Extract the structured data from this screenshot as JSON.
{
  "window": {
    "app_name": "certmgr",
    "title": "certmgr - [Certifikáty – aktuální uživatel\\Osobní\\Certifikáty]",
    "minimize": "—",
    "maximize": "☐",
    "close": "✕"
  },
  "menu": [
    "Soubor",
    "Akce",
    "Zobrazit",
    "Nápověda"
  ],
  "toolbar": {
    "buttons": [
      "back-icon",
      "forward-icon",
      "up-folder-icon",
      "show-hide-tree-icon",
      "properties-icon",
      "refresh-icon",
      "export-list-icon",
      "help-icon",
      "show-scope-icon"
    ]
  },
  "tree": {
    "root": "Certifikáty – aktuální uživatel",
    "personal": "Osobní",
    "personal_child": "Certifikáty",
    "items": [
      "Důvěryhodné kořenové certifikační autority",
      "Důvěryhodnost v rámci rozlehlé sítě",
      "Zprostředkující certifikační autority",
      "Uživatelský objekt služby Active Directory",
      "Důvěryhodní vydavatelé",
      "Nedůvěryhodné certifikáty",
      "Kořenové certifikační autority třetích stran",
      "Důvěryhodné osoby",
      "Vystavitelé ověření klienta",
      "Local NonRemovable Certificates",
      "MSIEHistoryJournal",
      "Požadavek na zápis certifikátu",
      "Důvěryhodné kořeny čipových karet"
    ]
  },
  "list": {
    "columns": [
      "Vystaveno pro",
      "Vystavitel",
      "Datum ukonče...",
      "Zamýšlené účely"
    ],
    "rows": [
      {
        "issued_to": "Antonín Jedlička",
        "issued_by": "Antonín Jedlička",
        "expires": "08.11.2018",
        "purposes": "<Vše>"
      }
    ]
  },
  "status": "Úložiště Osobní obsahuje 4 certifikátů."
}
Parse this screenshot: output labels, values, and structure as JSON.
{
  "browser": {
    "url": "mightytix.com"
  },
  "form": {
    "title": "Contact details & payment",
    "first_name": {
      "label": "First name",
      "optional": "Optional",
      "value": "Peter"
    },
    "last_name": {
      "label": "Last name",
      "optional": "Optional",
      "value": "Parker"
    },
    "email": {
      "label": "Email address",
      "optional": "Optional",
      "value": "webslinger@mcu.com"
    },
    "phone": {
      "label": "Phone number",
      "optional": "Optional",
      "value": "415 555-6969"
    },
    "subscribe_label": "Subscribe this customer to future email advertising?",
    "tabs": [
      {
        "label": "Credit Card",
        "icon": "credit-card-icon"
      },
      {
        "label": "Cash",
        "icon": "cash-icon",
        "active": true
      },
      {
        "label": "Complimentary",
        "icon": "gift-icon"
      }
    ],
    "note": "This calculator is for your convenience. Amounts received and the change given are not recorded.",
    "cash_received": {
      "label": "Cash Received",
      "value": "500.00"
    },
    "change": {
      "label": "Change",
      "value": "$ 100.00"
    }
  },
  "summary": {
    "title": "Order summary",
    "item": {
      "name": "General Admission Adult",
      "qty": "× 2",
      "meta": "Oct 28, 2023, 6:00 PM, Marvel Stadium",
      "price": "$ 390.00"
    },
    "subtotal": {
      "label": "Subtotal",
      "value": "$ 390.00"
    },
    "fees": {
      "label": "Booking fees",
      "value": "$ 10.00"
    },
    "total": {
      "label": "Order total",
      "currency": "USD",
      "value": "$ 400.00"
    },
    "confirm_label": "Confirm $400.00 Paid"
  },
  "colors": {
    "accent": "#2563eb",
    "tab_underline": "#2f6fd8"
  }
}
○ ○ ○ ○ ○ ○ ○
• Objective
All lines of the data above that include the word "title" must be shown.

• Output for this task
    "title": "certmgr - [Certifikáty – aktuální uživatel\\Osobní\\Certifikáty]",
    "title": "Contact details & payment",
    "title": "Order summary",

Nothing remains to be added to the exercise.